>> Begin The input

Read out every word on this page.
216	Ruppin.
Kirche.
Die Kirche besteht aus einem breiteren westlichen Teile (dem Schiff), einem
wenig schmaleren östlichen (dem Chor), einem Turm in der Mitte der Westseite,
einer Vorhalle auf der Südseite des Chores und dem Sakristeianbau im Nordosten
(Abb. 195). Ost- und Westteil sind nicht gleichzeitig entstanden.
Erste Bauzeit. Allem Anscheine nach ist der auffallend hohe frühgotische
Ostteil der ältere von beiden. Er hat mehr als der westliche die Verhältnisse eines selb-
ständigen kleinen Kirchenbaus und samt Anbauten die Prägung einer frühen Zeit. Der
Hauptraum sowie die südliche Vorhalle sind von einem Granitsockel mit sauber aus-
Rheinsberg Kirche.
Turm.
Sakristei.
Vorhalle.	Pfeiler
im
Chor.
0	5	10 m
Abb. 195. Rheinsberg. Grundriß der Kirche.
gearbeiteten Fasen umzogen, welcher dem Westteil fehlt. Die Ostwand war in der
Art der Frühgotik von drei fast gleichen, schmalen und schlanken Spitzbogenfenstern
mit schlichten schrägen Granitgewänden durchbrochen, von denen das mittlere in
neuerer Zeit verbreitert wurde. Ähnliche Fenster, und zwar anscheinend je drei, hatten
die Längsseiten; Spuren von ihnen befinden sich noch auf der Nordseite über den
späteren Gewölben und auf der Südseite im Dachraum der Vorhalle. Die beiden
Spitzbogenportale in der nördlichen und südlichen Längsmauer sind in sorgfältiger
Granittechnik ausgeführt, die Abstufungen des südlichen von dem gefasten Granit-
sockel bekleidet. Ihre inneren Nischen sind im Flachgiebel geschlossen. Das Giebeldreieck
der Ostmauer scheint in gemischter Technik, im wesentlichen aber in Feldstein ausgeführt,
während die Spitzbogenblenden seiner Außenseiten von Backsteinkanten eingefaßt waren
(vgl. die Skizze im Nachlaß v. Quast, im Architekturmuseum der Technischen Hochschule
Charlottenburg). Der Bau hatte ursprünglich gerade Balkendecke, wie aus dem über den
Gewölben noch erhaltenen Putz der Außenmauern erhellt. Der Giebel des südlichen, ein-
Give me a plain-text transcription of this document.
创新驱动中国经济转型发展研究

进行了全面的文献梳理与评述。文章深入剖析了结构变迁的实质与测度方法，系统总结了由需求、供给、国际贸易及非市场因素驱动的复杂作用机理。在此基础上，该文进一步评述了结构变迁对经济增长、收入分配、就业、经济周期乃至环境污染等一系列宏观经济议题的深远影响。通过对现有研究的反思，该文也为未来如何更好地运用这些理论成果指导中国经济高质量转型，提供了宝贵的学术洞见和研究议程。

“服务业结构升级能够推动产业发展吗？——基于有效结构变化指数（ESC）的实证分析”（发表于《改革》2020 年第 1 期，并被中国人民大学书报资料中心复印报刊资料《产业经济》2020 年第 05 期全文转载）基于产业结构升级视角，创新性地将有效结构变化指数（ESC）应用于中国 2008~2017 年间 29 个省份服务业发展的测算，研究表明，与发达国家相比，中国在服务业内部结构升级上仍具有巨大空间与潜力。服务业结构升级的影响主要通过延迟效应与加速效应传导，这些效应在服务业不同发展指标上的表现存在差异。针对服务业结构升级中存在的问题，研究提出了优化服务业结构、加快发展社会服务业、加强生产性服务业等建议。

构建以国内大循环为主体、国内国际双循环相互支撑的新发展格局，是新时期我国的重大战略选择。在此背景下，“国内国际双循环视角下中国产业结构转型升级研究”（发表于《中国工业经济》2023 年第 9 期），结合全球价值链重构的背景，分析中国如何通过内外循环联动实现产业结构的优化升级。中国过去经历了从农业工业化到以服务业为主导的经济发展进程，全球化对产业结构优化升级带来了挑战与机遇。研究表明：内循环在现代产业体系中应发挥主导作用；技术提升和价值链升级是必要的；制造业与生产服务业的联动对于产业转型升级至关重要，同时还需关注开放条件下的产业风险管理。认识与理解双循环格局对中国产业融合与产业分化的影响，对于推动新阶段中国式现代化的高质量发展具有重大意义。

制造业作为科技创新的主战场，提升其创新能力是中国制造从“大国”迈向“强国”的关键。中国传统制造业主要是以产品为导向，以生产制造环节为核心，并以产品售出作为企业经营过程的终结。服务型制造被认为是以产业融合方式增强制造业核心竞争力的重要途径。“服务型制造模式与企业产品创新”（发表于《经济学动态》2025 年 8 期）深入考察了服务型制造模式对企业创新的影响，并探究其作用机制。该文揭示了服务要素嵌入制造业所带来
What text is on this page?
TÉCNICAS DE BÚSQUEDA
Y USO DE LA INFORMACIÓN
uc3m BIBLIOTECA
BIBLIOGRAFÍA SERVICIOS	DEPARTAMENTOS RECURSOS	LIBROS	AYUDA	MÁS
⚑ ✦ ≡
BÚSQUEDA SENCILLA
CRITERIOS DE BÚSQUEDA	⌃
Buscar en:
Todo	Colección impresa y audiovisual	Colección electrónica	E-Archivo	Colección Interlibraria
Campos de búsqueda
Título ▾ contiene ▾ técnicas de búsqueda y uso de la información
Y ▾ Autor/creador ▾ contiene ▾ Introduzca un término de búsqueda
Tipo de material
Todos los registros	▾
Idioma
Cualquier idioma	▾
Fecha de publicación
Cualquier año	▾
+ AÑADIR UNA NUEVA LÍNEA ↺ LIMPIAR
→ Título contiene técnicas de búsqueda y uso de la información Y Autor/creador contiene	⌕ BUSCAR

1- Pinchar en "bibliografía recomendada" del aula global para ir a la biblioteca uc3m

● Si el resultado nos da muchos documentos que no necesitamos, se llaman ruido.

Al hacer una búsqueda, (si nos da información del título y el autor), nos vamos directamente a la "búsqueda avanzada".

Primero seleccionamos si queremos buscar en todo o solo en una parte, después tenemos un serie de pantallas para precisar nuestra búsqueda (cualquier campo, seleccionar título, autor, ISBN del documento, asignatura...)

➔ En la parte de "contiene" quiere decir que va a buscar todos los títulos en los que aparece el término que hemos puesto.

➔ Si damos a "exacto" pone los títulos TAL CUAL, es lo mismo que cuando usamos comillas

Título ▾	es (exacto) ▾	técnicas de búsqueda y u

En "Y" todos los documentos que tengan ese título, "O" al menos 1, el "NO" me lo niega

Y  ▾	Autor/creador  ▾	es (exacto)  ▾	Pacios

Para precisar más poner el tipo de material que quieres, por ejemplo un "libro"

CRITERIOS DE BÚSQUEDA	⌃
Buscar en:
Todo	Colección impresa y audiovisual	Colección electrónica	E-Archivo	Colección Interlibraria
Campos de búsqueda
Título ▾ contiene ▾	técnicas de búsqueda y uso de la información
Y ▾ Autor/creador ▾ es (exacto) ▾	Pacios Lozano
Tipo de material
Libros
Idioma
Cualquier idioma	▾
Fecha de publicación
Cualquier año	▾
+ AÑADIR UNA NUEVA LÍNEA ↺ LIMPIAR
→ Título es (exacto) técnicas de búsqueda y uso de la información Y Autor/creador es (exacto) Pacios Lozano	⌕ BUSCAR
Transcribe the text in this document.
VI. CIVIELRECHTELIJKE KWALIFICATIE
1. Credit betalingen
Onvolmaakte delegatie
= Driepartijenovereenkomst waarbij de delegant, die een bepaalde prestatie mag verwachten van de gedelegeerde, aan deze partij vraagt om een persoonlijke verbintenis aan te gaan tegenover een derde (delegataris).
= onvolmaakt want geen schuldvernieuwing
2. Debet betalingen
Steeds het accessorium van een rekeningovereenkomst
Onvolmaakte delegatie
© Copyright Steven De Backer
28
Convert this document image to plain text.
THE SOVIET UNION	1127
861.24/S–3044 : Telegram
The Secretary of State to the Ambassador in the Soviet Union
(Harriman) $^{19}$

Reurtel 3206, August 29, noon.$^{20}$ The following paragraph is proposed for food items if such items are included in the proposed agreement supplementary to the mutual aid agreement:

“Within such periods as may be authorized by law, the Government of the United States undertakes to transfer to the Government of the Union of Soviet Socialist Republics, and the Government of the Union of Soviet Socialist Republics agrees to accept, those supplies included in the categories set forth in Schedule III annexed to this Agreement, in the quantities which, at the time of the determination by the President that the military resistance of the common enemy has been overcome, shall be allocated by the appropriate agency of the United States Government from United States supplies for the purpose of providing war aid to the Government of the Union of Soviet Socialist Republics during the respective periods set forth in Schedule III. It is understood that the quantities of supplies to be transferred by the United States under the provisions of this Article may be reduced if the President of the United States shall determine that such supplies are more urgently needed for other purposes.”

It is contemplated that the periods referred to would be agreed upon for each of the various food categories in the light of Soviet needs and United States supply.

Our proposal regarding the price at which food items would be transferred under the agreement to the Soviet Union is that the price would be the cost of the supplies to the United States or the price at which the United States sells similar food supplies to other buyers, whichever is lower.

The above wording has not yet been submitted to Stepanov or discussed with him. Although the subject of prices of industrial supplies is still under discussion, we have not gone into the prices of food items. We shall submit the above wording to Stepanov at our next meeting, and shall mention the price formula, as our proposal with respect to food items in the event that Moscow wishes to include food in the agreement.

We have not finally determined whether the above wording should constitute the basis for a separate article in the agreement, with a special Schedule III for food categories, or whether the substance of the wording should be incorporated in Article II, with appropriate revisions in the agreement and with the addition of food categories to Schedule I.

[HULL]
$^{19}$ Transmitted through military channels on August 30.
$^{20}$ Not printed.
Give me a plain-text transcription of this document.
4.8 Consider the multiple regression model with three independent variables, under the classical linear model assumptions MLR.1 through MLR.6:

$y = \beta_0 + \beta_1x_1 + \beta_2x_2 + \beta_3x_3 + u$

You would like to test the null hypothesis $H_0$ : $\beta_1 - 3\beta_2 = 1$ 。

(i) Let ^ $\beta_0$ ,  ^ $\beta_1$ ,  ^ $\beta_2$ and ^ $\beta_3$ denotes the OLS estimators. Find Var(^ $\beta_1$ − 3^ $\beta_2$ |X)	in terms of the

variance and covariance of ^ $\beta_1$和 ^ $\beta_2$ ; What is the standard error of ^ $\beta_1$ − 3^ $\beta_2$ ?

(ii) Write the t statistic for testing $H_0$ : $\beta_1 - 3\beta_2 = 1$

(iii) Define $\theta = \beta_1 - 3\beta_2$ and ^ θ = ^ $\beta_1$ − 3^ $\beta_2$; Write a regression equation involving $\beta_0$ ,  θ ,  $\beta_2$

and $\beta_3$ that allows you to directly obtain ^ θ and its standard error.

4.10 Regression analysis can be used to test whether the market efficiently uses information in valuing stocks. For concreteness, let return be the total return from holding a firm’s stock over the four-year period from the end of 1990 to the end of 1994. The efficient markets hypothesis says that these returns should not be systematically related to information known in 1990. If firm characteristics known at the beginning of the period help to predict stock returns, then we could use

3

>> End The input

▶ Task: Pull out every line holding "would" from the records above, and copy it.

▶ Complete response:
It is contemplated that the periods referred to would be agreed upon for each of the various food categories in the light of Soviet needs and United States supply.
Our proposal regarding the price at which food items would be transferred under the agreement to the Soviet Union is that the price would be the cost of the supplies to the United States or the price at which the United States sells similar food supplies to other buyers, whichever is lower.
You would like to test the null hypothesis $H_0$ : $\beta_1 - 3\beta_2 = 1$ 。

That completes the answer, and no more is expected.